Please print the full listing exactly.

Records provided ::

## BEGIN

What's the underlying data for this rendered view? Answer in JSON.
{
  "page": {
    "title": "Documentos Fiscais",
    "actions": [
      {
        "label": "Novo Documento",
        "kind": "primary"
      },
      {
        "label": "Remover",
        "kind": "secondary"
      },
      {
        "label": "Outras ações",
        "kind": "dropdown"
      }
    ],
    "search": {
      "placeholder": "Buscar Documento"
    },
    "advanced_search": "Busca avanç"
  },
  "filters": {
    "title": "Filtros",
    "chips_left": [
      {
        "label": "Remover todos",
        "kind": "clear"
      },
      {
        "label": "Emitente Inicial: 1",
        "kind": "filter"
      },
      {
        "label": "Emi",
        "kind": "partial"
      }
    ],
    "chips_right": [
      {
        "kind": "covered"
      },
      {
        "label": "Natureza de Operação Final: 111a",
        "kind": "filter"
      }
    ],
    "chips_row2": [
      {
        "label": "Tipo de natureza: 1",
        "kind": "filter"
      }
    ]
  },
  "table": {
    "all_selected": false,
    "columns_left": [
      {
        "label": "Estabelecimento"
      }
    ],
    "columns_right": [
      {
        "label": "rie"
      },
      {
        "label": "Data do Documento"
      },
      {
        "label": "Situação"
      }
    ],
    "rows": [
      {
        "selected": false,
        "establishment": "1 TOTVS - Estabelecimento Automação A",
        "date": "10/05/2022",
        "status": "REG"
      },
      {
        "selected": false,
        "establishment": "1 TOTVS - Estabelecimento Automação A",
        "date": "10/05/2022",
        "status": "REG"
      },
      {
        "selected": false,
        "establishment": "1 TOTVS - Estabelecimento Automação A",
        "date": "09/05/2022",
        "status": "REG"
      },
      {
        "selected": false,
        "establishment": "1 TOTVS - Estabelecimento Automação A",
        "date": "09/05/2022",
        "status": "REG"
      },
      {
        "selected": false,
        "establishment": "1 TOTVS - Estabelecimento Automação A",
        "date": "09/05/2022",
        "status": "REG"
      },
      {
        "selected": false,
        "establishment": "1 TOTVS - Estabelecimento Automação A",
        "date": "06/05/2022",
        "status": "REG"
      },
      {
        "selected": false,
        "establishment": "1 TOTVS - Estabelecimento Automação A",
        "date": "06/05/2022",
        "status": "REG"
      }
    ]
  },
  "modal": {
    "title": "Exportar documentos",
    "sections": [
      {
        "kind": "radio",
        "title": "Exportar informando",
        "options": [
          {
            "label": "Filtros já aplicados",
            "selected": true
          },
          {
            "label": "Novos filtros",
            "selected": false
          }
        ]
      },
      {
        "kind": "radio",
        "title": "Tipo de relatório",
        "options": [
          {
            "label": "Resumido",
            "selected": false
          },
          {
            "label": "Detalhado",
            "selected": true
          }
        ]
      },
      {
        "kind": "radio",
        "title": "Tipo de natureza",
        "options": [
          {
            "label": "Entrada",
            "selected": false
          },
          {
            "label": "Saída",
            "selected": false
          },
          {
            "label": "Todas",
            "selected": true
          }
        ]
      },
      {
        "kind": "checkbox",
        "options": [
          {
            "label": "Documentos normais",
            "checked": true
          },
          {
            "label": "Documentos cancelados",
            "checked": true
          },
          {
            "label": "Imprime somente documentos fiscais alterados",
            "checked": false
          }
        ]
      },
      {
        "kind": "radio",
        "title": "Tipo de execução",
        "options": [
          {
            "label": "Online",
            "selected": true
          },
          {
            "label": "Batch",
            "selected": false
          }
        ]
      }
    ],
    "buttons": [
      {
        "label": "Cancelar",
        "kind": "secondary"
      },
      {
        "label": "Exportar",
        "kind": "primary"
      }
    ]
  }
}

## END

Solution for this task ::
What's the underlying data for this rendered view? Answer in JSON.
{
  "page": {
    "title": "Documentos Fiscais",
    "actions": [
      {
        "label": "Novo Documento",
        "kind": "primary"
      },
      {
        "label": "Remover",
        "kind": "secondary"
      },
      {
        "label": "Outras ações",
        "kind": "dropdown"
      }
    ],
    "search": {
      "placeholder": "Buscar Documento"
    },
    "advanced_search": "Busca avanç"
  },
  "filters": {
    "title": "Filtros",
    "chips_left": [
      {
        "label": "Remover todos",
        "kind": "clear"
      },
      {
        "label": "Emitente Inicial: 1",
        "kind": "filter"
      },
      {
        "label": "Emi",
        "kind": "partial"
      }
    ],
    "chips_right": [
      {
        "kind": "covered"
      },
      {
        "label": "Natureza de Operação Final: 111a",
        "kind": "filter"
      }
    ],
    "chips_row2": [
      {
        "label": "Tipo de natureza: 1",
        "kind": "filter"
      }
    ]
  },
  "table": {
    "all_selected": false,
    "columns_left": [
      {
        "label": "Estabelecimento"
      }
    ],
    "columns_right": [
      {
        "label": "rie"
      },
      {
        "label": "Data do Documento"
      },
      {
        "label": "Situação"
      }
    ],
    "rows": [
      {
        "selected": false,
        "establishment": "1 TOTVS - Estabelecimento Automação A",
        "date": "10/05/2022",
        "status": "REG"
      },
      {
        "selected": false,
        "establishment": "1 TOTVS - Estabelecimento Automação A",
        "date": "10/05/2022",
        "status": "REG"
      },
      {
        "selected": false,
        "establishment": "1 TOTVS - Estabelecimento Automação A",
        "date": "09/05/2022",
        "status": "REG"
      },
      {
        "selected": false,
        "establishment": "1 TOTVS - Estabelecimento Automação A",
        "date": "09/05/2022",
        "status": "REG"
      },
      {
        "selected": false,
        "establishment": "1 TOTVS - Estabelecimento Automação A",
        "date": "09/05/2022",
        "status": "REG"
      },
      {
        "selected": false,
        "establishment": "1 TOTVS - Estabelecimento Automação A",
        "date": "06/05/2022",
        "status": "REG"
      },
      {
        "selected": false,
        "establishment": "1 TOTVS - Estabelecimento Automação A",
        "date": "06/05/2022",
        "status": "REG"
      }
    ]
  },
  "modal": {
    "title": "Exportar documentos",
    "sections": [
      {
        "kind": "radio",
        "title": "Exportar informando",
        "options": [
          {
            "label": "Filtros já aplicados",
            "selected": true
          },
          {
            "label": "Novos filtros",
            "selected": false
          }
        ]
      },
      {
        "kind": "radio",
        "title": "Tipo de relatório",
        "options": [
          {
            "label": "Resumido",
            "selected": false
          },
          {
            "label": "Detalhado",
            "selected": true
          }
        ]
      },
      {
        "kind": "radio",
        "title": "Tipo de natureza",
        "options": [
          {
            "label": "Entrada",
            "selected": false
          },
          {
            "label": "Saída",
            "selected": false
          },
          {
            "label": "Todas",
            "selected": true
          }
        ]
      },
      {
        "kind": "checkbox",
        "options": [
          {
            "label": "Documentos normais",
            "checked": true
          },
          {
            "label": "Documentos cancelados",
            "checked": true
          },
          {
            "label": "Imprime somente documentos fiscais alterados",
            "checked": false
          }
        ]
      },
      {
        "kind": "radio",
        "title": "Tipo de execução",
        "options": [
          {
            "label": "Online",
            "selected": true
          },
          {
            "label": "Batch",
            "selected": false
          }
        ]
      }
    ],
    "buttons": [
      {
        "label": "Cancelar",
        "kind": "secondary"
      },
      {
        "label": "Exportar",
        "kind": "primary"
      }
    ]
  }
}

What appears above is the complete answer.